Data entries
· · · · · · ·
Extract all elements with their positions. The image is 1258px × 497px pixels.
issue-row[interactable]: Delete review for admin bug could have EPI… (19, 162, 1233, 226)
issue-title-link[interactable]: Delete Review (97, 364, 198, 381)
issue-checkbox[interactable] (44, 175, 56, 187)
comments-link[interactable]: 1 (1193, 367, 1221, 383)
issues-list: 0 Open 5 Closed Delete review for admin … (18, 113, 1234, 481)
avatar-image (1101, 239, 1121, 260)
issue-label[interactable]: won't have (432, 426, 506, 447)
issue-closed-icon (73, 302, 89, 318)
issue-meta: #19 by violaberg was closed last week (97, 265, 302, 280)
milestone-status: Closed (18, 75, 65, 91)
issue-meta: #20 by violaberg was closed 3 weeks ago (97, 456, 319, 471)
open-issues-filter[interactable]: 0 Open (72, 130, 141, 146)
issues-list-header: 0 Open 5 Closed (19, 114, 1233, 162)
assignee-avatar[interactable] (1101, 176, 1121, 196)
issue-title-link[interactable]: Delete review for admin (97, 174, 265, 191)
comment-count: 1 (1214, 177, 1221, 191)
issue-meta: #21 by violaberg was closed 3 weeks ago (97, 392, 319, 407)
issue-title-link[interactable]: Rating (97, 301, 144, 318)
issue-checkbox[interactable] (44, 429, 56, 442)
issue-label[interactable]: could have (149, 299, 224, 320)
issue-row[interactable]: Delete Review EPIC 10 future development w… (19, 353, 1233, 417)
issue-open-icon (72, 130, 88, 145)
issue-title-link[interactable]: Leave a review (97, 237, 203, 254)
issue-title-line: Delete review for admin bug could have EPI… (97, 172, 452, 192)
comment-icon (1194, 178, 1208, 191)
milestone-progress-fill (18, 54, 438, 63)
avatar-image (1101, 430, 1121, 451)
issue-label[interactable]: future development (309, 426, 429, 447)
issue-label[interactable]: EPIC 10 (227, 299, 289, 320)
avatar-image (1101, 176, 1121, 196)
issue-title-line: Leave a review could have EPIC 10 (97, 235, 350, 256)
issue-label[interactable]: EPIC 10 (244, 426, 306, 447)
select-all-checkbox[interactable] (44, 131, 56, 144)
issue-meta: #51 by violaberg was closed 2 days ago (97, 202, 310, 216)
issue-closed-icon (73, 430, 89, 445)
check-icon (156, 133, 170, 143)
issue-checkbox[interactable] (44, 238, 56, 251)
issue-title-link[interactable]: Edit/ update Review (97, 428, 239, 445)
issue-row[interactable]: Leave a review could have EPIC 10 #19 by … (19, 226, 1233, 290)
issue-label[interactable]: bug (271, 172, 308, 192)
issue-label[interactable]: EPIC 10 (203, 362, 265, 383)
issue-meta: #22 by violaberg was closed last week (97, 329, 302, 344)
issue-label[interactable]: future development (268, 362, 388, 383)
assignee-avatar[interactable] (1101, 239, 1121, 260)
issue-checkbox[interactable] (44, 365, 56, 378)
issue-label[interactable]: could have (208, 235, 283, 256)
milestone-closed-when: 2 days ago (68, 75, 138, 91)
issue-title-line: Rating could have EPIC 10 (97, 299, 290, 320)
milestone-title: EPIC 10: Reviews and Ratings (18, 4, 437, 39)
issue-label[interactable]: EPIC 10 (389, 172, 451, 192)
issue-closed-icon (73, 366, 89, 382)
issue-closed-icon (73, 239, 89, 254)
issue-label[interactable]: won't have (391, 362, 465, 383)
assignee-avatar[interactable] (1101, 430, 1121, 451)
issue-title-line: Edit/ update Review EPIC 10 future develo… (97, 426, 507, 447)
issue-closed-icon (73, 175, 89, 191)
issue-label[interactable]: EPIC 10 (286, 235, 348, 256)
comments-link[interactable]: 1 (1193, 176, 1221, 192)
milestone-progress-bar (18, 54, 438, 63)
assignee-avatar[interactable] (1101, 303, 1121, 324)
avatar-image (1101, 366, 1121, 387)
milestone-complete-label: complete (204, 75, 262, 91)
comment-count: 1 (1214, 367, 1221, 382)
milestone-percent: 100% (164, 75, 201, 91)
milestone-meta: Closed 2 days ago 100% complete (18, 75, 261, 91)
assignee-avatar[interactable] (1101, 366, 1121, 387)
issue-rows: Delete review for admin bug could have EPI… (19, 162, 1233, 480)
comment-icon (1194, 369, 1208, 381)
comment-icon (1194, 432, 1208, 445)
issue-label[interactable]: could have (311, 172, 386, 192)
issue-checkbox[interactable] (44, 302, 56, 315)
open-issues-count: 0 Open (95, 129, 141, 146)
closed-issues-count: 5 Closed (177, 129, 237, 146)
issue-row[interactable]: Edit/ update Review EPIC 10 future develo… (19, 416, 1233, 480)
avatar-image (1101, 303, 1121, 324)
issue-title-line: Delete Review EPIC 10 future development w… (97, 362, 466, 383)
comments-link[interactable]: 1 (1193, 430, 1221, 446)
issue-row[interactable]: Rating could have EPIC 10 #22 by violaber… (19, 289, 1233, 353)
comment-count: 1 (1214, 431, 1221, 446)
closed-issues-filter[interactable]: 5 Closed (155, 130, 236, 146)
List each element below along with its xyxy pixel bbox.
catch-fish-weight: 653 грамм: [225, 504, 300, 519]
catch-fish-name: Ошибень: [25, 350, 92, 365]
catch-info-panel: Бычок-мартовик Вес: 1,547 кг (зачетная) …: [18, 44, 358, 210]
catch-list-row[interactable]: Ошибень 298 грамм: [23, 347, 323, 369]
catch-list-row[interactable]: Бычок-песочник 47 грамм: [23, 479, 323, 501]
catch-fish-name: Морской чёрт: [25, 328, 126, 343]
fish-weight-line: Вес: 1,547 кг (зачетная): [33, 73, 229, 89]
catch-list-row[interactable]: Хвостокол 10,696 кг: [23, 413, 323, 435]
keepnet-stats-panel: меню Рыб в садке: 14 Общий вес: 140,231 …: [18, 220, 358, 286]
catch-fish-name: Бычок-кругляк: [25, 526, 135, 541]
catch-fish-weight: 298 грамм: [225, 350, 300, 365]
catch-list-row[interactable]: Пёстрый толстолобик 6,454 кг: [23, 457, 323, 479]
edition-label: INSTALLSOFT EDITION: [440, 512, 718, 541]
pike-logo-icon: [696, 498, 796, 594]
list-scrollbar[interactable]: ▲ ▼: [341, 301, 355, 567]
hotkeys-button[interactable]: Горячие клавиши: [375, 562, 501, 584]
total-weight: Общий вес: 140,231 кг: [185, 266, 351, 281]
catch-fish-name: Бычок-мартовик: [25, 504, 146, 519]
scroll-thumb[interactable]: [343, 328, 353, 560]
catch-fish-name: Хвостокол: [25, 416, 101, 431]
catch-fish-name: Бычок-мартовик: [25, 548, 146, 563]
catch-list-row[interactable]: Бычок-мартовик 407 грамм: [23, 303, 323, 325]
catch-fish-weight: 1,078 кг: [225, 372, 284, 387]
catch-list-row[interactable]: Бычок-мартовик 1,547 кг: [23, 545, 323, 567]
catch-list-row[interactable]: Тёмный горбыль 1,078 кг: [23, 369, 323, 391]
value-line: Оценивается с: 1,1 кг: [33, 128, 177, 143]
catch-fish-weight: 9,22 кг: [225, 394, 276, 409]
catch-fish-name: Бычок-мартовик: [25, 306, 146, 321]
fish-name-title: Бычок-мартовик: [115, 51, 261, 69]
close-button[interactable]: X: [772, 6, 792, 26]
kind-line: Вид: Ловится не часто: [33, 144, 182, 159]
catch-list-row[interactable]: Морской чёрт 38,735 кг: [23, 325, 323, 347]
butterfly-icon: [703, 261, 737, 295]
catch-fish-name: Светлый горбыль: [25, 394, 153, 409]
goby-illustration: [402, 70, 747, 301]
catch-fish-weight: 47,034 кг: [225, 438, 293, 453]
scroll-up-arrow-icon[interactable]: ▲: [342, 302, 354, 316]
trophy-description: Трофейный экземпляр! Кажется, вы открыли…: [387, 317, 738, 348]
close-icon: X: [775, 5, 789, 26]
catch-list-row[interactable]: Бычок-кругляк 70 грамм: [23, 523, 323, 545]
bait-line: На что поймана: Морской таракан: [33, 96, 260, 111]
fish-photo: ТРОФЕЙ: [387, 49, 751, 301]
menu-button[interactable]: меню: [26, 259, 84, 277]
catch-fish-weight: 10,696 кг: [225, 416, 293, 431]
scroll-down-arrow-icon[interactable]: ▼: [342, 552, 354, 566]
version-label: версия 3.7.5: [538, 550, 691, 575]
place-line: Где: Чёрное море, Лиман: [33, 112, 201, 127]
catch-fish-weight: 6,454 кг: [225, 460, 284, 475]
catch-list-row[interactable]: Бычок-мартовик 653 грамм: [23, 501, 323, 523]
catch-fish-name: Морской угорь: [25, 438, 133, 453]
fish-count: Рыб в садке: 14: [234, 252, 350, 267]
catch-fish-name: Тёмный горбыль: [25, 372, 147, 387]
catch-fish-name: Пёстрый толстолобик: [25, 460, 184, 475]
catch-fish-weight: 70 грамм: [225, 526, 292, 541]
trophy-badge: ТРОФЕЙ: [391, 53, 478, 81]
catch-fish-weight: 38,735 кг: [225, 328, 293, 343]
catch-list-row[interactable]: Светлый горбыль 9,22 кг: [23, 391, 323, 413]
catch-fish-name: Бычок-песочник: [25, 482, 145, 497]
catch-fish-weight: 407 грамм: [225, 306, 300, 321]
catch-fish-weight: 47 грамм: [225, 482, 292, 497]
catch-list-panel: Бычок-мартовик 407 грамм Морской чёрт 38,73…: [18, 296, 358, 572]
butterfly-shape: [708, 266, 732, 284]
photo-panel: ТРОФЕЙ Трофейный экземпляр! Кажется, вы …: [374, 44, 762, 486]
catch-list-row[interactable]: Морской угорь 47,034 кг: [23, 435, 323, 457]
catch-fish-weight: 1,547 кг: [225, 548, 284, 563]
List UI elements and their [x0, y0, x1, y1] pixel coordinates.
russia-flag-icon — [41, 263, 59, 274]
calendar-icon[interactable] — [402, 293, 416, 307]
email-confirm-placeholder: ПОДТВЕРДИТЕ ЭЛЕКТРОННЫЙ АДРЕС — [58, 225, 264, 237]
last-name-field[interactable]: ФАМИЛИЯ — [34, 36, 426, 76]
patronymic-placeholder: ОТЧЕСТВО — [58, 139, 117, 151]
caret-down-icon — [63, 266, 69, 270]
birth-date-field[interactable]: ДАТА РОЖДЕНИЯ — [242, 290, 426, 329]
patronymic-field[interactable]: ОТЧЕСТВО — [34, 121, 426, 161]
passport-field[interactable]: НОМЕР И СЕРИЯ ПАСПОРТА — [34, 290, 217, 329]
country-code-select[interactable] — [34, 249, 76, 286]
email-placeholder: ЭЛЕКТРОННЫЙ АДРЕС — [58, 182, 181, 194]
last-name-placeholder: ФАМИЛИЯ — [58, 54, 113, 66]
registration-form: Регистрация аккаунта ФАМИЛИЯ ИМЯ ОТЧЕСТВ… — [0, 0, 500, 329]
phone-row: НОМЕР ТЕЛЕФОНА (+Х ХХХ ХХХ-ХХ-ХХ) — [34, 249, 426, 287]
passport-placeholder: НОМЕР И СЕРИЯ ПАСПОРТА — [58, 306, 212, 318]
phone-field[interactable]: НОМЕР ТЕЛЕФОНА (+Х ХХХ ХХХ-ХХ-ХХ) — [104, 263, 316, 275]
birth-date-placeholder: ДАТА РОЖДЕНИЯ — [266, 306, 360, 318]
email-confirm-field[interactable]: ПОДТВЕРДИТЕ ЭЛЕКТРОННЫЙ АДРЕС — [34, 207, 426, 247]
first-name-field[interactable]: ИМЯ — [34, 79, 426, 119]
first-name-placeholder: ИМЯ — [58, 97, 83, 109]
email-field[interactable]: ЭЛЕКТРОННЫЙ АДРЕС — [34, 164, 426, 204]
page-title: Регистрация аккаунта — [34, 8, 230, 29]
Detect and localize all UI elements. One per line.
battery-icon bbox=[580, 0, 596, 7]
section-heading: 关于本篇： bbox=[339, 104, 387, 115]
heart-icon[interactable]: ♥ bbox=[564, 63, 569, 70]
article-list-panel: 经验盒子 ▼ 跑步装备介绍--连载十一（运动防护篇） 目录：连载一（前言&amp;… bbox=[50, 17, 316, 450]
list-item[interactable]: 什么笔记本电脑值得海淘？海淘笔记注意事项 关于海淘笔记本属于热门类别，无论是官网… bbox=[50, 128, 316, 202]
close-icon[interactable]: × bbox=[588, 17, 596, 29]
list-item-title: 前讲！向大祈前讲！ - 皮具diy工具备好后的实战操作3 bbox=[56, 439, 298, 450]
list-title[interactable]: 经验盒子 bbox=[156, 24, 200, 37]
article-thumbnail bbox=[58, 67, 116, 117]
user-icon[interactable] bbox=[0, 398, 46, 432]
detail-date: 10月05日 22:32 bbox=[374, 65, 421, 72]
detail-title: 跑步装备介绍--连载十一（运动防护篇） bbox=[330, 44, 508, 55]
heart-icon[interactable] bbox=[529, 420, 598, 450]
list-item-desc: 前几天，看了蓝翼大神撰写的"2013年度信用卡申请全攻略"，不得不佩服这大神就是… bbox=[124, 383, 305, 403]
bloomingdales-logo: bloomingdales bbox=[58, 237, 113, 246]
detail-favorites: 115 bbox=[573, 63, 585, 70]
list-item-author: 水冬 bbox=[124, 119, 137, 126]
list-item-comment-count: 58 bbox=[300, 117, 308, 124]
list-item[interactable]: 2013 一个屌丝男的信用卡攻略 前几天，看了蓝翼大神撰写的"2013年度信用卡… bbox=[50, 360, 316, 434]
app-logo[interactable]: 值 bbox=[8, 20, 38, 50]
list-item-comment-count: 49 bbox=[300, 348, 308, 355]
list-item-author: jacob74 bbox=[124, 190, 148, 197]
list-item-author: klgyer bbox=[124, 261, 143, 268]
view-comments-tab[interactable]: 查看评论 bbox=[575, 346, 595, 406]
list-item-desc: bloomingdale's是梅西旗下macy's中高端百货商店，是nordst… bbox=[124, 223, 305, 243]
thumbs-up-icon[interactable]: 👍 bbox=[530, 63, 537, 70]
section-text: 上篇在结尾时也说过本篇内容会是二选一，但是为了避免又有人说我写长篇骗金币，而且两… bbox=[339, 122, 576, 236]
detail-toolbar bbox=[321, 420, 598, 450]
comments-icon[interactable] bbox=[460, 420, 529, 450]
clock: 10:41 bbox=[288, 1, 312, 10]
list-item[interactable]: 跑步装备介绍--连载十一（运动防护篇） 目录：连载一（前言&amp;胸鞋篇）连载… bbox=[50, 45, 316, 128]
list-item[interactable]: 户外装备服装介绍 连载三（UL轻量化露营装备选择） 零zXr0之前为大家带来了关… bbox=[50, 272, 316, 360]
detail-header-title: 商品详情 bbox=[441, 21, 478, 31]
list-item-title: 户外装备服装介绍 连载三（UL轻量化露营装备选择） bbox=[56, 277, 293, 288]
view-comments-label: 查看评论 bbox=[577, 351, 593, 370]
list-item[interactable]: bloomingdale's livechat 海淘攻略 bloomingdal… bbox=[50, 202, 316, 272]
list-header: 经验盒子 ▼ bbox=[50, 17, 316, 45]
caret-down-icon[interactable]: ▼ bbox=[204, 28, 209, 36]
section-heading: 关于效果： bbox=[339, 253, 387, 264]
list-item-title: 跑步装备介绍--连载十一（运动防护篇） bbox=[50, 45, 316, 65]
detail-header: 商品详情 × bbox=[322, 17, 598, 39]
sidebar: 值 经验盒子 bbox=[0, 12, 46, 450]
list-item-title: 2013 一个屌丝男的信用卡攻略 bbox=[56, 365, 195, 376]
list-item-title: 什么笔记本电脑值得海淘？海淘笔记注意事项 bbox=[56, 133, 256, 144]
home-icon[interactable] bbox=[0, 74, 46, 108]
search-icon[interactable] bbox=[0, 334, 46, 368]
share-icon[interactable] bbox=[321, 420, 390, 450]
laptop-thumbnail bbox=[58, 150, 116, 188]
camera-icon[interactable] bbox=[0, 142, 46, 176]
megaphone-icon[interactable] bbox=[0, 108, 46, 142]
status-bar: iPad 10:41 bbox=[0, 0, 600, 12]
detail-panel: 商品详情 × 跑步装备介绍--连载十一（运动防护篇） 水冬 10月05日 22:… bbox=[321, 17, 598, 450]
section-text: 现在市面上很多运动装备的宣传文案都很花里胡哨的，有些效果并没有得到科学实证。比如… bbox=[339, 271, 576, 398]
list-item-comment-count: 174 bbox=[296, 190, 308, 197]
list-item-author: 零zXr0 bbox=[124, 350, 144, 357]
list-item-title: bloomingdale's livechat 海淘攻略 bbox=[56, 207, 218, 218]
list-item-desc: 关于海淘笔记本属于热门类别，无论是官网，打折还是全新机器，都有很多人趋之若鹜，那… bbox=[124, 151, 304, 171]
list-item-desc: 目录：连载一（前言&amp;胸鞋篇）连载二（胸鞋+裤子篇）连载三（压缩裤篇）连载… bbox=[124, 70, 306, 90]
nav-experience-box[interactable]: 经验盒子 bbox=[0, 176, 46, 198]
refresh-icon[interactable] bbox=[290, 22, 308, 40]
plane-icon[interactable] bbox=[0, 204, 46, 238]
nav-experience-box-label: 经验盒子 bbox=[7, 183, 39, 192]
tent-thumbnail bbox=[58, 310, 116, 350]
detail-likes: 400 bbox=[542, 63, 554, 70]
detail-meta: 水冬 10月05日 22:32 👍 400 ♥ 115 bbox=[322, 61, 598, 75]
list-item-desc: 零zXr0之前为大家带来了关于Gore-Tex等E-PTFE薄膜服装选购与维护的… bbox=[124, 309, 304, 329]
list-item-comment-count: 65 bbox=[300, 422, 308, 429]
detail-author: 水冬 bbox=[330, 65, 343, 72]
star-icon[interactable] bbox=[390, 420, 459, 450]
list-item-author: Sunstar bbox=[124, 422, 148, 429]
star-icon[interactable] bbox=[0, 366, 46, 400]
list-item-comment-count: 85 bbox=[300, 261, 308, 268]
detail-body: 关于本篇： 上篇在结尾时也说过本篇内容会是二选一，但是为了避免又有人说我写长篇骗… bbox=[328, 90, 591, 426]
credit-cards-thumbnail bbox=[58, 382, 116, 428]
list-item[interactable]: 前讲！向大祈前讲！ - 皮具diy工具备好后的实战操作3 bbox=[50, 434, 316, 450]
· · · · · · ·
• Exercise details
Edit the data from the start through the line containing "open-issues-filter[interactable]: 0 Open", replacing "Delete" with "Remove" and leaving everything else unchanged.

• Finished task
Extract all elements with their positions. The image is 1258px × 497px pixels.
issue-row[interactable]: Remove review for admin bug could have EPI… (19, 162, 1233, 226)
issue-title-link[interactable]: Remove Review (97, 364, 198, 381)
issue-checkbox[interactable] (44, 175, 56, 187)
comments-link[interactable]: 1 (1193, 367, 1221, 383)
issues-list: 0 Open 5 Closed Remove review for admin … (18, 113, 1234, 481)
avatar-image (1101, 239, 1121, 260)
issue-label[interactable]: won't have (432, 426, 506, 447)
issue-closed-icon (73, 302, 89, 318)
issue-meta: #19 by violaberg was closed last week (97, 265, 302, 280)
milestone-status: Closed (18, 75, 65, 91)
issue-meta: #20 by violaberg was closed 3 weeks ago (97, 456, 319, 471)
open-issues-filter[interactable]: 0 Open (72, 130, 141, 146)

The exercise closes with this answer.